▶ **WHAT YOU WILL DO**
Write out the records again, exactly, leaving none out.
* START ENTRIES PROVIDED *
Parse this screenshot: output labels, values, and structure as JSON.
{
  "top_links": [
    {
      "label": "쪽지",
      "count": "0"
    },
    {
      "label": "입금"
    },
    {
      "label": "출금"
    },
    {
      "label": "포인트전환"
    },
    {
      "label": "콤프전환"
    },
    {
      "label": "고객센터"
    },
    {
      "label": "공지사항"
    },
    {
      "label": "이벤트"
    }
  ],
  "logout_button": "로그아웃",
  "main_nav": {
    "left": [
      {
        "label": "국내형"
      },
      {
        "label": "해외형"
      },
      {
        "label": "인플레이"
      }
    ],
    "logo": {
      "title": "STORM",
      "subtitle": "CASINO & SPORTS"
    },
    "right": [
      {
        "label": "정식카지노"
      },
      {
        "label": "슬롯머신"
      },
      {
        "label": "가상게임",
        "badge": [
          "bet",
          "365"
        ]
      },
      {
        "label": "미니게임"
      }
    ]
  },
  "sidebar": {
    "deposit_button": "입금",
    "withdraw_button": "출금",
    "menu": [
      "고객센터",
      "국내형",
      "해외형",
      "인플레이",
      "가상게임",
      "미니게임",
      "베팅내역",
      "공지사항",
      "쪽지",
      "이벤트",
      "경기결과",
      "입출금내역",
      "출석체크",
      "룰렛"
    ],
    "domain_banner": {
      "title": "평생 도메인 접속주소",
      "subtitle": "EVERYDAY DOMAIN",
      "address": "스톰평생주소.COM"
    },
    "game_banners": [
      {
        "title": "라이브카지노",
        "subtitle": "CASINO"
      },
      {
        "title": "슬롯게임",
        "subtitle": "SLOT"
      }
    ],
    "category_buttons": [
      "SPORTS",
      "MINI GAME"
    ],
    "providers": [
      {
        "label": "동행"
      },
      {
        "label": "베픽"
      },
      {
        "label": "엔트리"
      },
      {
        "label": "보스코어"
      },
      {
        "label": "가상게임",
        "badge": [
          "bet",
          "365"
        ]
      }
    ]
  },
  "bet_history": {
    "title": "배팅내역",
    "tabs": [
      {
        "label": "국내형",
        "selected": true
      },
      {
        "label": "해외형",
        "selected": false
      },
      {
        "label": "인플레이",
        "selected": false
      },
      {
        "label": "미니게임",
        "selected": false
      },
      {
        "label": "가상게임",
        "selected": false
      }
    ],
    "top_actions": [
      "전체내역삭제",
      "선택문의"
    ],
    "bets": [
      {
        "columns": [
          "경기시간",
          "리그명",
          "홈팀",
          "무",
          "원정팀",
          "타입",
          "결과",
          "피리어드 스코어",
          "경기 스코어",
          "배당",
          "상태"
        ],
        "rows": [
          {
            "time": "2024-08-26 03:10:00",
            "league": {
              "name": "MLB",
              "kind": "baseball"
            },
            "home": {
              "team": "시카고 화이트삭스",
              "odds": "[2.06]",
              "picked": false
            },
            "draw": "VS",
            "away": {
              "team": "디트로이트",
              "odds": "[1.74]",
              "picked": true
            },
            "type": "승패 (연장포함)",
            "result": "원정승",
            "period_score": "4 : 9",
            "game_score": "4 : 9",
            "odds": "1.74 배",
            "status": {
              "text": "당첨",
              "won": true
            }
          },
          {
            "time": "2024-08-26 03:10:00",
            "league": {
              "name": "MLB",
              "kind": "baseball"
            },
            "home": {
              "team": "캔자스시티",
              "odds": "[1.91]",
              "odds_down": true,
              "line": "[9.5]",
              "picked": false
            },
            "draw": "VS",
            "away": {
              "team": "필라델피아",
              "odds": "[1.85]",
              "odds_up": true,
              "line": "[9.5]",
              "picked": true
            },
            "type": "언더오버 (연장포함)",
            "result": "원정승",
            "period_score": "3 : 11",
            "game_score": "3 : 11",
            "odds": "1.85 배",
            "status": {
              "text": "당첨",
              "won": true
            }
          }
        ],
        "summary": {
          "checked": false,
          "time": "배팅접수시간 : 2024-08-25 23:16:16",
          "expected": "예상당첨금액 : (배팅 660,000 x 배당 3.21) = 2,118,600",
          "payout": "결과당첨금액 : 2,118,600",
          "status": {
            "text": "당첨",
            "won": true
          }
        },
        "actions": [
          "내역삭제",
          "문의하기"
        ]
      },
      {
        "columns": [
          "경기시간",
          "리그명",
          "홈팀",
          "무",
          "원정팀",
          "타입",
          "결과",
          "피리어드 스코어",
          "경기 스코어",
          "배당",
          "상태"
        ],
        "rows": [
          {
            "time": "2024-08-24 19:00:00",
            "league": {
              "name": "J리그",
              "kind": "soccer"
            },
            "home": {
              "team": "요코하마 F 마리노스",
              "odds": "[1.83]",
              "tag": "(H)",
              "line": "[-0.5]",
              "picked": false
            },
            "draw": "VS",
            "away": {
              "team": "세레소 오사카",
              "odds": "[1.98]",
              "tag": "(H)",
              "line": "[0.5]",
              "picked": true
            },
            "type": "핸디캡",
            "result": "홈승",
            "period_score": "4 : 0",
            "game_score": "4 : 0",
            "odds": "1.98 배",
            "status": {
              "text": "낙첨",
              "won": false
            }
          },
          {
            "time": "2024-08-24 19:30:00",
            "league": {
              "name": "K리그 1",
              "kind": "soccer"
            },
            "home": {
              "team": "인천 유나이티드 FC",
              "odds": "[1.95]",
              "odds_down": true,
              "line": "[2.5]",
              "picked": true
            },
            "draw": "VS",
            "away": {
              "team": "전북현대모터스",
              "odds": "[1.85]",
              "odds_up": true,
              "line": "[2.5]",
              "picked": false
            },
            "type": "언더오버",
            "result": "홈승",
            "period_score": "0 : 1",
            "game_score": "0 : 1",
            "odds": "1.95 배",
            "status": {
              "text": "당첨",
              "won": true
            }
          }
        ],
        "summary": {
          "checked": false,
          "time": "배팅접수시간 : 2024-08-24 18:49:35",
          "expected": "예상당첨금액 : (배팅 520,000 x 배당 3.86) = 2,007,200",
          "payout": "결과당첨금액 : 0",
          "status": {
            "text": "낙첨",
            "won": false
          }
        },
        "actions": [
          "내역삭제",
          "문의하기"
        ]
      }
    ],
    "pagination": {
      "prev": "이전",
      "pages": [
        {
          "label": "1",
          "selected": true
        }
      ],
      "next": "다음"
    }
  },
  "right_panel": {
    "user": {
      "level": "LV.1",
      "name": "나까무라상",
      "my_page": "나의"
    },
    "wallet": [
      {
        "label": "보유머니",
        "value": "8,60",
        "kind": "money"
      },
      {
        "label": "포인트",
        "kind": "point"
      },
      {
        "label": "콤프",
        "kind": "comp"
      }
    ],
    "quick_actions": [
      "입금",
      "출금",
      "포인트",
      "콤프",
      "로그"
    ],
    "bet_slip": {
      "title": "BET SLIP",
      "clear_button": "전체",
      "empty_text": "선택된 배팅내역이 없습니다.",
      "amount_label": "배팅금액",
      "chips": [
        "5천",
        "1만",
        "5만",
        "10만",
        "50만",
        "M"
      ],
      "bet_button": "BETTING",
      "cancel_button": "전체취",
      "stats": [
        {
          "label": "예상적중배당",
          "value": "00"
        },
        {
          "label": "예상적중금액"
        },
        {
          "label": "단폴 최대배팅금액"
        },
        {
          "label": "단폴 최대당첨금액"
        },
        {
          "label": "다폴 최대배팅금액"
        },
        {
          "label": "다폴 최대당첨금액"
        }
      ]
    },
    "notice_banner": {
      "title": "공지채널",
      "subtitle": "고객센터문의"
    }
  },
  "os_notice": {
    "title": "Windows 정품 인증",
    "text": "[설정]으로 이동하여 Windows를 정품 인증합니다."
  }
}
* END ENTRIES PROVIDED *
▶ **SOLUTION**
Parse this screenshot: output labels, values, and structure as JSON.
{
  "top_links": [
    {
      "label": "쪽지",
      "count": "0"
    },
    {
      "label": "입금"
    },
    {
      "label": "출금"
    },
    {
      "label": "포인트전환"
    },
    {
      "label": "콤프전환"
    },
    {
      "label": "고객센터"
    },
    {
      "label": "공지사항"
    },
    {
      "label": "이벤트"
    }
  ],
  "logout_button": "로그아웃",
  "main_nav": {
    "left": [
      {
        "label": "국내형"
      },
      {
        "label": "해외형"
      },
      {
        "label": "인플레이"
      }
    ],
    "logo": {
      "title": "STORM",
      "subtitle": "CASINO & SPORTS"
    },
    "right": [
      {
        "label": "정식카지노"
      },
      {
        "label": "슬롯머신"
      },
      {
        "label": "가상게임",
        "badge": [
          "bet",
          "365"
        ]
      },
      {
        "label": "미니게임"
      }
    ]
  },
  "sidebar": {
    "deposit_button": "입금",
    "withdraw_button": "출금",
    "menu": [
      "고객센터",
      "국내형",
      "해외형",
      "인플레이",
      "가상게임",
      "미니게임",
      "베팅내역",
      "공지사항",
      "쪽지",
      "이벤트",
      "경기결과",
      "입출금내역",
      "출석체크",
      "룰렛"
    ],
    "domain_banner": {
      "title": "평생 도메인 접속주소",
      "subtitle": "EVERYDAY DOMAIN",
      "address": "스톰평생주소.COM"
    },
    "game_banners": [
      {
        "title": "라이브카지노",
        "subtitle": "CASINO"
      },
      {
        "title": "슬롯게임",
        "subtitle": "SLOT"
      }
    ],
    "category_buttons": [
      "SPORTS",
      "MINI GAME"
    ],
    "providers": [
      {
        "label": "동행"
      },
      {
        "label": "베픽"
      },
      {
        "label": "엔트리"
      },
      {
        "label": "보스코어"
      },
      {
        "label": "가상게임",
        "badge": [
          "bet",
          "365"
        ]
      }
    ]
  },
  "bet_history": {
    "title": "배팅내역",
    "tabs": [
      {
        "label": "국내형",
        "selected": true
      },
      {
        "label": "해외형",
        "selected": false
      },
      {
        "label": "인플레이",
        "selected": false
      },
      {
        "label": "미니게임",
        "selected": false
      },
      {
        "label": "가상게임",
        "selected": false
      }
    ],
    "top_actions": [
      "전체내역삭제",
      "선택문의"
    ],
    "bets": [
      {
        "columns": [
          "경기시간",
          "리그명",
          "홈팀",
          "무",
          "원정팀",
          "타입",
          "결과",
          "피리어드 스코어",
          "경기 스코어",
          "배당",
          "상태"
        ],
        "rows": [
          {
            "time": "2024-08-26 03:10:00",
            "league": {
              "name": "MLB",
              "kind": "baseball"
            },
            "home": {
              "team": "시카고 화이트삭스",
              "odds": "[2.06]",
              "picked": false
            },
            "draw": "VS",
            "away": {
              "team": "디트로이트",
              "odds": "[1.74]",
              "picked": true
            },
            "type": "승패 (연장포함)",
            "result": "원정승",
            "period_score": "4 : 9",
            "game_score": "4 : 9",
            "odds": "1.74 배",
            "status": {
              "text": "당첨",
              "won": true
            }
          },
          {
            "time": "2024-08-26 03:10:00",
            "league": {
              "name": "MLB",
              "kind": "baseball"
            },
            "home": {
              "team": "캔자스시티",
              "odds": "[1.91]",
              "odds_down": true,
              "line": "[9.5]",
              "picked": false
            },
            "draw": "VS",
            "away": {
              "team": "필라델피아",
              "odds": "[1.85]",
              "odds_up": true,
              "line": "[9.5]",
              "picked": true
            },
            "type": "언더오버 (연장포함)",
            "result": "원정승",
            "period_score": "3 : 11",
            "game_score": "3 : 11",
            "odds": "1.85 배",
            "status": {
              "text": "당첨",
              "won": true
            }
          }
        ],
        "summary": {
          "checked": false,
          "time": "배팅접수시간 : 2024-08-25 23:16:16",
          "expected": "예상당첨금액 : (배팅 660,000 x 배당 3.21) = 2,118,600",
          "payout": "결과당첨금액 : 2,118,600",
          "status": {
            "text": "당첨",
            "won": true
          }
        },
        "actions": [
          "내역삭제",
          "문의하기"
        ]
      },
      {
        "columns": [
          "경기시간",
          "리그명",
          "홈팀",
          "무",
          "원정팀",
          "타입",
          "결과",
          "피리어드 스코어",
          "경기 스코어",
          "배당",
          "상태"
        ],
        "rows": [
          {
            "time": "2024-08-24 19:00:00",
            "league": {
              "name": "J리그",
              "kind": "soccer"
            },
            "home": {
              "team": "요코하마 F 마리노스",
              "odds": "[1.83]",
              "tag": "(H)",
              "line": "[-0.5]",
              "picked": false
            },
            "draw": "VS",
            "away": {
              "team": "세레소 오사카",
              "odds": "[1.98]",
              "tag": "(H)",
              "line": "[0.5]",
              "picked": true
            },
            "type": "핸디캡",
            "result": "홈승",
            "period_score": "4 : 0",
            "game_score": "4 : 0",
            "odds": "1.98 배",
            "status": {
              "text": "낙첨",
              "won": false
            }
          },
          {
            "time": "2024-08-24 19:30:00",
            "league": {
              "name": "K리그 1",
              "kind": "soccer"
            },
            "home": {
              "team": "인천 유나이티드 FC",
              "odds": "[1.95]",
              "odds_down": true,
              "line": "[2.5]",
              "picked": true
            },
            "draw": "VS",
            "away": {
              "team": "전북현대모터스",
              "odds": "[1.85]",
              "odds_up": true,
              "line": "[2.5]",
              "picked": false
            },
            "type": "언더오버",
            "result": "홈승",
            "period_score": "0 : 1",
            "game_score": "0 : 1",
            "odds": "1.95 배",
            "status": {
              "text": "당첨",
              "won": true
            }
          }
        ],
        "summary": {
          "checked": false,
          "time": "배팅접수시간 : 2024-08-24 18:49:35",
          "expected": "예상당첨금액 : (배팅 520,000 x 배당 3.86) = 2,007,200",
          "payout": "결과당첨금액 : 0",
          "status": {
            "text": "낙첨",
            "won": false
          }
        },
        "actions": [
          "내역삭제",
          "문의하기"
        ]
      }
    ],
    "pagination": {
      "prev": "이전",
      "pages": [
        {
          "label": "1",
          "selected": true
        }
      ],
      "next": "다음"
    }
  },
  "right_panel": {
    "user": {
      "level": "LV.1",
      "name": "나까무라상",
      "my_page": "나의"
    },
    "wallet": [
      {
        "label": "보유머니",
        "value": "8,60",
        "kind": "money"
      },
      {
        "label": "포인트",
        "kind": "point"
      },
      {
        "label": "콤프",
        "kind": "comp"
      }
    ],
    "quick_actions": [
      "입금",
      "출금",
      "포인트",
      "콤프",
      "로그"
    ],
    "bet_slip": {
      "title": "BET SLIP",
      "clear_button": "전체",
      "empty_text": "선택된 배팅내역이 없습니다.",
      "amount_label": "배팅금액",
      "chips": [
        "5천",
        "1만",
        "5만",
        "10만",
        "50만",
        "M"
      ],
      "bet_button": "BETTING",
      "cancel_button": "전체취",
      "stats": [
        {
          "label": "예상적중배당",
          "value": "00"
        },
        {
          "label": "예상적중금액"
        },
        {
          "label": "단폴 최대배팅금액"
        },
        {
          "label": "단폴 최대당첨금액"
        },
        {
          "label": "다폴 최대배팅금액"
        },
        {
          "label": "다폴 최대당첨금액"
        }
      ]
    },
    "notice_banner": {
      "title": "공지채널",
      "subtitle": "고객센터문의"
    }
  },
  "os_notice": {
    "title": "Windows 정품 인증",
    "text": "[설정]으로 이동하여 Windows를 정품 인증합니다."
  }
}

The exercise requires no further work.